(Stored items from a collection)

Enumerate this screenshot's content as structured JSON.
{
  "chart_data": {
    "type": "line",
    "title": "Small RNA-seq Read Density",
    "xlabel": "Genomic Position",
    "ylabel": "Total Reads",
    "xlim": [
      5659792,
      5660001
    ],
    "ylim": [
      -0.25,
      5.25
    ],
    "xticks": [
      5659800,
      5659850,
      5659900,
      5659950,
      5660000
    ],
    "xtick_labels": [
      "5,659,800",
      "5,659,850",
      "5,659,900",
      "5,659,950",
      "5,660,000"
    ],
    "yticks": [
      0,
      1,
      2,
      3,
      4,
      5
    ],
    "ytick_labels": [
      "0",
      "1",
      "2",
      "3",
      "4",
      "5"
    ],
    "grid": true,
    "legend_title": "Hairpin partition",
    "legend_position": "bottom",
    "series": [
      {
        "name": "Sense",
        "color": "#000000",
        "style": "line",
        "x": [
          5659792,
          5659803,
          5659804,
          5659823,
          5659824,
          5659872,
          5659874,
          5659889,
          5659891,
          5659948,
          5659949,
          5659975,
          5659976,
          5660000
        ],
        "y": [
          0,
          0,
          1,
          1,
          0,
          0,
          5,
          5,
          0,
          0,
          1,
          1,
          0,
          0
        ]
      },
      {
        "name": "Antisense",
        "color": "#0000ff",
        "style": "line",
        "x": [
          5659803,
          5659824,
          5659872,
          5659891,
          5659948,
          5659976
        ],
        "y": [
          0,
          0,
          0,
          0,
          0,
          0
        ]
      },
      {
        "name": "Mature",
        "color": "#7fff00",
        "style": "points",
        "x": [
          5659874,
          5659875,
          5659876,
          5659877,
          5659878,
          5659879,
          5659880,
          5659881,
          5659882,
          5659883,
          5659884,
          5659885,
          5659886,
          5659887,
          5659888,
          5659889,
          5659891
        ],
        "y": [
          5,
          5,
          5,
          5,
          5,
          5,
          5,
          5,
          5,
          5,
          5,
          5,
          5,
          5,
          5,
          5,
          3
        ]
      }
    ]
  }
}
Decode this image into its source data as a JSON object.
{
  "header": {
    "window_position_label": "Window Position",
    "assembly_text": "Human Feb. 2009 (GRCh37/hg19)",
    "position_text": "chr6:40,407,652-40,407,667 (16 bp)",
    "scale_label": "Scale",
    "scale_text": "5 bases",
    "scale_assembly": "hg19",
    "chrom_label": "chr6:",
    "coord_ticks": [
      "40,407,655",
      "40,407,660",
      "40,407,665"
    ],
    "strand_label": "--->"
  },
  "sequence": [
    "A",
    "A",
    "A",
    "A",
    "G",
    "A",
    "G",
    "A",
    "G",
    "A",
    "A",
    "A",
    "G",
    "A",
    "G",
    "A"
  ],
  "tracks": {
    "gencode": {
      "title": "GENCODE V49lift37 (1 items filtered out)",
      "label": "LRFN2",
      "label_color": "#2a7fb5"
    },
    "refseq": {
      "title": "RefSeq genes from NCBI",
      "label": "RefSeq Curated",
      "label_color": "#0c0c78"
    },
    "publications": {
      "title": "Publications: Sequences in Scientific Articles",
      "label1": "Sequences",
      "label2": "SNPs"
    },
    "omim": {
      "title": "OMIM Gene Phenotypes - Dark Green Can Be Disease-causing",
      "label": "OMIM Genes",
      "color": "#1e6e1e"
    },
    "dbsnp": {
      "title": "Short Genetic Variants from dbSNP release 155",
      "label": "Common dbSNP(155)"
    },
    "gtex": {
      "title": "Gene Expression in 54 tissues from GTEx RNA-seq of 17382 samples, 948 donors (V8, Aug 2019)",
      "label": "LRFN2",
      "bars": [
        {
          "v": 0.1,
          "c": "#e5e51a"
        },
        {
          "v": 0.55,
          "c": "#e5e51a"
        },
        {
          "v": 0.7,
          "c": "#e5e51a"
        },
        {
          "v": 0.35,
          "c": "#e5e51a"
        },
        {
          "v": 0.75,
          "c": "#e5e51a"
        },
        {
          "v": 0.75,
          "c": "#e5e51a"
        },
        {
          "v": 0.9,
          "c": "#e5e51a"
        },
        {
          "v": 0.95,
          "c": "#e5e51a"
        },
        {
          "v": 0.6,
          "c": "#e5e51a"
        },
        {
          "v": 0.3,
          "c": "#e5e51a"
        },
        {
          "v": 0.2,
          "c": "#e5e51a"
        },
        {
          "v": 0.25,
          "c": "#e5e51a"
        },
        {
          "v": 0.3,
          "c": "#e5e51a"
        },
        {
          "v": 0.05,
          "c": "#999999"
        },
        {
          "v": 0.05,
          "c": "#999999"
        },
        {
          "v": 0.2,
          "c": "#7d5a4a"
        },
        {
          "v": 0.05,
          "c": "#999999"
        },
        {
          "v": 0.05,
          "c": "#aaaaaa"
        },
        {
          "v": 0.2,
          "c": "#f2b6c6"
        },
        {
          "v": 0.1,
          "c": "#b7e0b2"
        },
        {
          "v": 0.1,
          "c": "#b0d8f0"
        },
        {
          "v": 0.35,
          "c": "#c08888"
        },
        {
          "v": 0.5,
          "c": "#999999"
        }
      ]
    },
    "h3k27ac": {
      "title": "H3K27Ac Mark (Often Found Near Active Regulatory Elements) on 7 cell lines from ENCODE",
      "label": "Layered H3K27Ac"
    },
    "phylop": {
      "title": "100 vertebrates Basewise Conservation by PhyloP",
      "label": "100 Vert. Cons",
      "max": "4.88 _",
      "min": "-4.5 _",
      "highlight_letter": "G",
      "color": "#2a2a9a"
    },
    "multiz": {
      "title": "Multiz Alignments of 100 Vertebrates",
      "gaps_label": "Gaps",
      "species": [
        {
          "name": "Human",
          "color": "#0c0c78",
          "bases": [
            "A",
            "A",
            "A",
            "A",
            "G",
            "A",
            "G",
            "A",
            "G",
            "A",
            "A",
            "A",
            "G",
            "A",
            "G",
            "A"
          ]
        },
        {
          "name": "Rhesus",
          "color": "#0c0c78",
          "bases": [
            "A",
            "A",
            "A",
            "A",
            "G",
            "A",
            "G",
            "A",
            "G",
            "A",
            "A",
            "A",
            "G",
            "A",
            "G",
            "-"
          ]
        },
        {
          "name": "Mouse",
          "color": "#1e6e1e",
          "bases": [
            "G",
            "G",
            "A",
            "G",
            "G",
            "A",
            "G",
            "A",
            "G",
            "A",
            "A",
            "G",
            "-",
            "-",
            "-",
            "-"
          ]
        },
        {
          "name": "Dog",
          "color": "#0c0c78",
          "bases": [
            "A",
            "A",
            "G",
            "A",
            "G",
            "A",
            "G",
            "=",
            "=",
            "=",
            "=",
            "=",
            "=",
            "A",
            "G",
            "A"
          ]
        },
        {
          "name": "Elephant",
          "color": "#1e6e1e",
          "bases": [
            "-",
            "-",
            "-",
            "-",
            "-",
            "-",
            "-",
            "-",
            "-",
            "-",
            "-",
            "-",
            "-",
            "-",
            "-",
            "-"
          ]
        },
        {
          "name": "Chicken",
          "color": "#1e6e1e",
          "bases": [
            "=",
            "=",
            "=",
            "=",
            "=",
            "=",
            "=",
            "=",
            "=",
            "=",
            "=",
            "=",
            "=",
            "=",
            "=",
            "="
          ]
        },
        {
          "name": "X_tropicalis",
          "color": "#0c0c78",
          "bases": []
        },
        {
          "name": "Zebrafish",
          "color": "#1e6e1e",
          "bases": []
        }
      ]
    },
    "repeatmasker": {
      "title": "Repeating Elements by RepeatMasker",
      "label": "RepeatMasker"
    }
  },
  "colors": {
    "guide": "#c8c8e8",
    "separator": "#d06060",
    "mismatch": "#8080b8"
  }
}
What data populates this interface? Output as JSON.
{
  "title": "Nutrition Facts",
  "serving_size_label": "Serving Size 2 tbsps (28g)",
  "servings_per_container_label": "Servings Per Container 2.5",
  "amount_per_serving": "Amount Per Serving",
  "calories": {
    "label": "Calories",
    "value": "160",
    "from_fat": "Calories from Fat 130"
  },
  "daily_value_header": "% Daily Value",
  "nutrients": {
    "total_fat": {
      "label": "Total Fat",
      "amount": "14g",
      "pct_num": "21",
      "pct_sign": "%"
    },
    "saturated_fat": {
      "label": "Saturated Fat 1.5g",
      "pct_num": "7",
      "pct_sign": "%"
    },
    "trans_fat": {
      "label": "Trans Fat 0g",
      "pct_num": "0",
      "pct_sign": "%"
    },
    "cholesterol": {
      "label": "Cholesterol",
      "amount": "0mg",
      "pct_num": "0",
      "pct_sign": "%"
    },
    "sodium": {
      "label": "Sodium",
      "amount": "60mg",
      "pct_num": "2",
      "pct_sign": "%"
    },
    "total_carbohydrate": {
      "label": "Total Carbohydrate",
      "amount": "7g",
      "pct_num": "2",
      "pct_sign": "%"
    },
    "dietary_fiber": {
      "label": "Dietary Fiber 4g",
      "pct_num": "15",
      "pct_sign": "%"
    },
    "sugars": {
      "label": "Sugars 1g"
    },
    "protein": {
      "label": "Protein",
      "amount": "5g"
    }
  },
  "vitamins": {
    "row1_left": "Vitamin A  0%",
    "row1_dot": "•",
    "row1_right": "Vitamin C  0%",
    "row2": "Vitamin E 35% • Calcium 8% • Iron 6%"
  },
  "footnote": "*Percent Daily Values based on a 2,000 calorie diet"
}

What the task asks: All that is needed is how many lines of the data contain "JSON", stated as a number.

Written solution: 3